Identify each line below that contains the word "SMALL", and copy it out.
>>>>>
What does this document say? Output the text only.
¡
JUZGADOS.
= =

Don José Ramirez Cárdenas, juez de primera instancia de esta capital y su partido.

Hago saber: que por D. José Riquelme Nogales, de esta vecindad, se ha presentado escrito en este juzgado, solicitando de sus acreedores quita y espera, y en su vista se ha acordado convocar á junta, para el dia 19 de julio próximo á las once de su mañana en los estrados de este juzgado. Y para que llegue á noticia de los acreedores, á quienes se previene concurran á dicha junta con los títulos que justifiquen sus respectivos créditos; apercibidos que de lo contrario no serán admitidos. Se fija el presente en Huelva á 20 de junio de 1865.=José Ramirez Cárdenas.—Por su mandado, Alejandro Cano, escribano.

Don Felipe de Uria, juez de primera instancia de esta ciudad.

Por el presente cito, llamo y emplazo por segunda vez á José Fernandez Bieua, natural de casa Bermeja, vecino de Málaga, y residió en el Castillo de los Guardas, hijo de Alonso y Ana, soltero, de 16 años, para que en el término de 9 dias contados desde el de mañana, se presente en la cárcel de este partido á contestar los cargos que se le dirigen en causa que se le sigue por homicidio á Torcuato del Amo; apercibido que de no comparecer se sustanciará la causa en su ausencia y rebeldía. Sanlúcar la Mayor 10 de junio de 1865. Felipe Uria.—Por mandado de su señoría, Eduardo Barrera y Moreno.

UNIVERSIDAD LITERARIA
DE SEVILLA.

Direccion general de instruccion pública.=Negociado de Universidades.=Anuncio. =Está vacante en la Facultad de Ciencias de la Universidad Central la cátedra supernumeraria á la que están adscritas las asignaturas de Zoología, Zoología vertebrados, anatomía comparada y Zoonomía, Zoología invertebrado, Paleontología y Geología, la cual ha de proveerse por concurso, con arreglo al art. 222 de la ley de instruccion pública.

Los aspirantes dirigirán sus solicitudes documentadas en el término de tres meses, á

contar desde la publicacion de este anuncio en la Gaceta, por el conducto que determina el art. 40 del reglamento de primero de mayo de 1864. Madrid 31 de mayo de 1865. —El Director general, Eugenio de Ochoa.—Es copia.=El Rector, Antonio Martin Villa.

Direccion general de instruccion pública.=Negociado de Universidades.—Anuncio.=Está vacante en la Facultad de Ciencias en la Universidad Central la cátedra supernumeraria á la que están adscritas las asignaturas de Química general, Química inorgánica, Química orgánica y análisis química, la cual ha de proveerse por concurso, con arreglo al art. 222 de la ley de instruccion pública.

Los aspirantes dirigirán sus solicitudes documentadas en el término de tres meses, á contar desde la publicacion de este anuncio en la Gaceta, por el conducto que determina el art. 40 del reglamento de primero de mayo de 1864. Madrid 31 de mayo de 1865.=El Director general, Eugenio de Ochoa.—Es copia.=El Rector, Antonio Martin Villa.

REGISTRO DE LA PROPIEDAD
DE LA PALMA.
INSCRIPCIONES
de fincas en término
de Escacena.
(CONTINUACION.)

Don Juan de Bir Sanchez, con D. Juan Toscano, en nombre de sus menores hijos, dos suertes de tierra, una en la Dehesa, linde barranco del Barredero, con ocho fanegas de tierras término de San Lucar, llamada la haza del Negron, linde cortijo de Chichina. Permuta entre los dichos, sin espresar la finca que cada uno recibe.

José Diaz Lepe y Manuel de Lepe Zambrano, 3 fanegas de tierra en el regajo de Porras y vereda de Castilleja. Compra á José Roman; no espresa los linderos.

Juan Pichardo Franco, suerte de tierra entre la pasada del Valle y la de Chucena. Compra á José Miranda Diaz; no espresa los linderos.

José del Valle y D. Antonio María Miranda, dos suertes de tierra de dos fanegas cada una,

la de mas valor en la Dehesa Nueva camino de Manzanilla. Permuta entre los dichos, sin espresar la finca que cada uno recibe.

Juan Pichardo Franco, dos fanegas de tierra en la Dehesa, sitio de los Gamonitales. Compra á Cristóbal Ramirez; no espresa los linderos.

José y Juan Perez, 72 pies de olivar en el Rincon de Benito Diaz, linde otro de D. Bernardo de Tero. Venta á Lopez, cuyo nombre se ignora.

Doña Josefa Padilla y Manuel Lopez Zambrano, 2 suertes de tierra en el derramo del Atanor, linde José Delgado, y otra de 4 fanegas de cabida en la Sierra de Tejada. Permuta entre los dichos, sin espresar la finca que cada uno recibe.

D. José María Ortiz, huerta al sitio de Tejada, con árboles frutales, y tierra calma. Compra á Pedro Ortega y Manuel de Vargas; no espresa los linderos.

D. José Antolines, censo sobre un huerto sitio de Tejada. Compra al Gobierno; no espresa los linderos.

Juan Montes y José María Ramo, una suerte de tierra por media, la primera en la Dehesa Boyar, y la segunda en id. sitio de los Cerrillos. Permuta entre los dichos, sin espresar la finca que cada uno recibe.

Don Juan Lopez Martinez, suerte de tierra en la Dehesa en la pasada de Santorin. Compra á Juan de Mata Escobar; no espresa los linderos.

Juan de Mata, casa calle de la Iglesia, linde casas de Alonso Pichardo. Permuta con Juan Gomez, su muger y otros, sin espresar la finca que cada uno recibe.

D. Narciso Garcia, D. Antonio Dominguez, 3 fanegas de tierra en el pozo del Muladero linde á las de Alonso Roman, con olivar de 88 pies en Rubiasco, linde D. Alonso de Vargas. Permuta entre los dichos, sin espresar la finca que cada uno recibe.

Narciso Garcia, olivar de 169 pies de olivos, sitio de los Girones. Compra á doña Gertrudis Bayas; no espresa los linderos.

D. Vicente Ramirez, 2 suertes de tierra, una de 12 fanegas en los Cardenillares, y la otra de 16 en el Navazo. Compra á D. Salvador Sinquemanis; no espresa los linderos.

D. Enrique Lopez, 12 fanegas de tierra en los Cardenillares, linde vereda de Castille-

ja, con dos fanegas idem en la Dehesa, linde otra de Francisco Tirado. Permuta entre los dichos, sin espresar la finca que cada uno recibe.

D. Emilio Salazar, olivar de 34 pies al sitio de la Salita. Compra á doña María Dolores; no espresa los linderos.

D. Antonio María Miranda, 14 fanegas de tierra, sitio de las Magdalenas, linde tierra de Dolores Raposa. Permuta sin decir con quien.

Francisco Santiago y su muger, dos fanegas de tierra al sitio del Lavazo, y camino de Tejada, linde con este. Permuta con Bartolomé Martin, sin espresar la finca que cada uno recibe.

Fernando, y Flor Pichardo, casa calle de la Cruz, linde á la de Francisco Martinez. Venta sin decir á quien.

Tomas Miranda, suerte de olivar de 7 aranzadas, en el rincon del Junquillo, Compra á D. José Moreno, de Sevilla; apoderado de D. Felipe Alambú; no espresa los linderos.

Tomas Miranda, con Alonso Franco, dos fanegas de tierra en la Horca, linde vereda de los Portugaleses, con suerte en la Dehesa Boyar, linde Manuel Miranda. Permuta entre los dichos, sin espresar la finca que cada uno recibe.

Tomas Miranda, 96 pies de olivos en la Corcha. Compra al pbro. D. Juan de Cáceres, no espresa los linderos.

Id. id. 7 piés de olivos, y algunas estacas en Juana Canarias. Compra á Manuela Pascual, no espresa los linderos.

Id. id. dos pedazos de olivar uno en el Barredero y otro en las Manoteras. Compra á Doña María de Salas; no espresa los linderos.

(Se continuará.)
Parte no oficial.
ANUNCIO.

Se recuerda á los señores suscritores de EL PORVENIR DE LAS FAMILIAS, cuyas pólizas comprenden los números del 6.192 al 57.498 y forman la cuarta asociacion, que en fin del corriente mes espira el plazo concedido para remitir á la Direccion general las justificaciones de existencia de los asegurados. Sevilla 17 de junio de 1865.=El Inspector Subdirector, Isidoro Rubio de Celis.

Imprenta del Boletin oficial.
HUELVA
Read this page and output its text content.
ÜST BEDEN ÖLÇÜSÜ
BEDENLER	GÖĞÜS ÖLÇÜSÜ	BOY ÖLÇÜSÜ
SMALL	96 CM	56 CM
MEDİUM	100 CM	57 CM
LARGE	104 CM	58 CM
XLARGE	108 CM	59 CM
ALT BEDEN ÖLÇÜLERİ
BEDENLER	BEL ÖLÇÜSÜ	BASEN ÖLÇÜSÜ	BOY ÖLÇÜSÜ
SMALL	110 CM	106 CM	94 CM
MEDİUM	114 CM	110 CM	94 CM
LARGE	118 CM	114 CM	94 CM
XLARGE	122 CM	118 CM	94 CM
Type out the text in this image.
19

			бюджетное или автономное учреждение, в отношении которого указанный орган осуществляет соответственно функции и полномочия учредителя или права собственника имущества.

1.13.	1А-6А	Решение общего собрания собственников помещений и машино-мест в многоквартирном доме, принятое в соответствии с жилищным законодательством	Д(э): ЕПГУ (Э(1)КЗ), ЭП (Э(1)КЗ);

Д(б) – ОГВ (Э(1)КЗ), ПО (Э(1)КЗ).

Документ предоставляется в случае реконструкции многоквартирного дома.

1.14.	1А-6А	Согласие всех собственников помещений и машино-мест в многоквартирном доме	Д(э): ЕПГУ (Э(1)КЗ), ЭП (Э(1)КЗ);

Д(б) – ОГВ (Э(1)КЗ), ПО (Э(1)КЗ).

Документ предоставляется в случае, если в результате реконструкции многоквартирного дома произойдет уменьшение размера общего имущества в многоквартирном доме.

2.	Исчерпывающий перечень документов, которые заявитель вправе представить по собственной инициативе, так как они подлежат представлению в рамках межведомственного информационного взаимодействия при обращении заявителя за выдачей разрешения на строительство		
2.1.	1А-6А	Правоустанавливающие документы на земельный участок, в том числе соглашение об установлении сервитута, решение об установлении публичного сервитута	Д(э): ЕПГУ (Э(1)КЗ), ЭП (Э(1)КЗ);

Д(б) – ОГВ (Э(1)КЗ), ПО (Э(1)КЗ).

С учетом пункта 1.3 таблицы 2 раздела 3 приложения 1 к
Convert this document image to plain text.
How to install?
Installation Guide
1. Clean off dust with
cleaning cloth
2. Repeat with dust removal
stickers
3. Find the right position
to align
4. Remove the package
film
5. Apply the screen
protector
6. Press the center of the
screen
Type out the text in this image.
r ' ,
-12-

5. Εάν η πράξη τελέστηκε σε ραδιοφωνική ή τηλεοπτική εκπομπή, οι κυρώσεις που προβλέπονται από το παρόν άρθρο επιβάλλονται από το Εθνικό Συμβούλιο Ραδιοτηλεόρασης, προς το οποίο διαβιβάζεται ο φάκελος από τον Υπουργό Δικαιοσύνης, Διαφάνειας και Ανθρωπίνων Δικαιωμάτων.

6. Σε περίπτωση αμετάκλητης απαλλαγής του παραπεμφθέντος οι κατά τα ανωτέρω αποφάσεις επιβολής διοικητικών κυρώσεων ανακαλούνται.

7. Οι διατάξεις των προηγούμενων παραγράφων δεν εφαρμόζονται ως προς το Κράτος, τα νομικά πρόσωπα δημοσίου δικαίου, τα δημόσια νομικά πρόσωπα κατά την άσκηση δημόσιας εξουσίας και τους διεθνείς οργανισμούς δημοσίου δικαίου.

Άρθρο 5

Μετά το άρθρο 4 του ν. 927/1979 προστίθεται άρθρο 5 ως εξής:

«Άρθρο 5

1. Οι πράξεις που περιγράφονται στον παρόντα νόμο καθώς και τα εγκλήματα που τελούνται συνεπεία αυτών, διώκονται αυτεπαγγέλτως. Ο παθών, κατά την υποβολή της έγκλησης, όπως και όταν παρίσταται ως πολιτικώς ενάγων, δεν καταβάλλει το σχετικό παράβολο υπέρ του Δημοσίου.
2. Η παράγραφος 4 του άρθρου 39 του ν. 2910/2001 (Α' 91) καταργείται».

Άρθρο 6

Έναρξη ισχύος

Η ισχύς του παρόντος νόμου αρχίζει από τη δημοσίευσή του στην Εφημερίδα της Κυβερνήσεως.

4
<<<<<
Exercise result:
SMALL	96 CM	56 CM
SMALL	110 CM	106 CM	94 CM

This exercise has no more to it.